- Born: Merle Eugene Curti September 15, 1897 Papillion, Nebraska, U.S.
- Died: March 9, 1996 (aged 98) Madison, Wisconsin, U.S.
- Awards: Pulitzer Prize for History (1944)

Education
- Education: Harvard University (BA, PhD)
- Doctoral advisor: Frederick Jackson Turner

Philosophical work
- Institutions: University of Wisconsin–Madison; Columbia University; Smith College; Beloit College;
- Notable students: Richard Hofstadter; John Higham; Roderick Nash; Rudolph J. Vecoli;
- Main interests: social history, intellectual history
- Notable ideas: peace studies, new social history

= Merle Curti =

American historian (1897–1996)

Merle Eugene Curti (September 15, 1897 – March 9, 1996) was an American progressive historian who influenced peace studies, intellectual history and social history, including by using cliometrics (quantitative tools in historical research). At Columbia University and for decades at the University of Wisconsin, Curti directed 86 finished Ph.D. dissertations and had a wide range of correspondents. He was known for his commitment to democracy, as well as the Turnerian thesis that social and economic forces shape American life, thought and character.

Actions to take:
(A) Set down the stretch of the Merle Curti entry from "American historian (1897–1996)" through "thought and character.", word for word.
(B) Resume the Merle Curti entry after its final sentence and carry it forward.
The items that come next are separate material, not part of the Merle Curti entry.

Records:

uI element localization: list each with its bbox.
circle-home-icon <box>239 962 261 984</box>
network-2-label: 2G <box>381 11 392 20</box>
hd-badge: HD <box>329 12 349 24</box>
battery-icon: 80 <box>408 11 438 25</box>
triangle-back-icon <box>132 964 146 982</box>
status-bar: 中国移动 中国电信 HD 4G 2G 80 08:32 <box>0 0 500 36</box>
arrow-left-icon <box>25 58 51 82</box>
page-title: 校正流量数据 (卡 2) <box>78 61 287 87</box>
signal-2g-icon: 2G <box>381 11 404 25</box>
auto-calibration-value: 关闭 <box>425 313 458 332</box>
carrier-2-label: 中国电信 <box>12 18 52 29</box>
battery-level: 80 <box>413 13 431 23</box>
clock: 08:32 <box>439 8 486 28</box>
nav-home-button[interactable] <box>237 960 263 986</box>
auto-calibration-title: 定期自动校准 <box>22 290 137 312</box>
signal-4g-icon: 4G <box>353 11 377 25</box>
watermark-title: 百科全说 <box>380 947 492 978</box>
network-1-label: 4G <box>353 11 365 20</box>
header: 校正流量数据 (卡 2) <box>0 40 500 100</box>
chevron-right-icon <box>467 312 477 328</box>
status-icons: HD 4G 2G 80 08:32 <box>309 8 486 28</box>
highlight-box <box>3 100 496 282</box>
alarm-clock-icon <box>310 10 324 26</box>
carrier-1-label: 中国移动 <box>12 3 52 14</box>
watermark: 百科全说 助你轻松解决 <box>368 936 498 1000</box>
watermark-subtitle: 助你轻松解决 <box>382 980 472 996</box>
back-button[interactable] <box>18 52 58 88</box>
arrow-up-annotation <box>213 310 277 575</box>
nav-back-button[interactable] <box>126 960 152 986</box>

Answers to the problems:
(A)
American historian (1897–1996)

Merle Eugene Curti (September 15, 1897 – March 9, 1996) was an American progressive historian who influenced peace studies, intellectual history and social history, including by using cliometrics (quantitative tools in historical research). At Columbia University and for decades at the University of Wisconsin, Curti directed 86 finished Ph.D. dissertations and had a wide range of correspondents. He was known for his commitment to democracy, as well as the Turnerian thesis that social and economic forces shape American life, thought and character.

(B)
== Early life and education ==
Curti was born in Papillion, Nebraska, a suburb of Omaha, on September 15, 1897. His parents were John Eugene Curti, an immigrant from Switzerland, and Alice Hunt, a Yankee from Vermont. Curti attended high school in Omaha then obtained a bachelor's degree in 1920 from Harvard University, graduating summa cum laude. He then spent a year studying in France where he met Margaret Wooster (1898–1963) who had a Ph.D. from the University of Chicago and was a pioneer in research on child psychology. They married in 1925 and had two daughters. Curti received his Ph.D. in 1927 from Harvard as one of the last students of Frederick Jackson Turner.

== Academic career ==
While at Smith College, Curti published his first book, The American Peace Crusade, 1815–1860 (1929). The book, based on his dissertation, was written after Arthur M. Schlesinger, Sr. (who had replaced Turner at Harvard) rejected his first dissertation proposal which was essentially an early version of The Growth of American Thought.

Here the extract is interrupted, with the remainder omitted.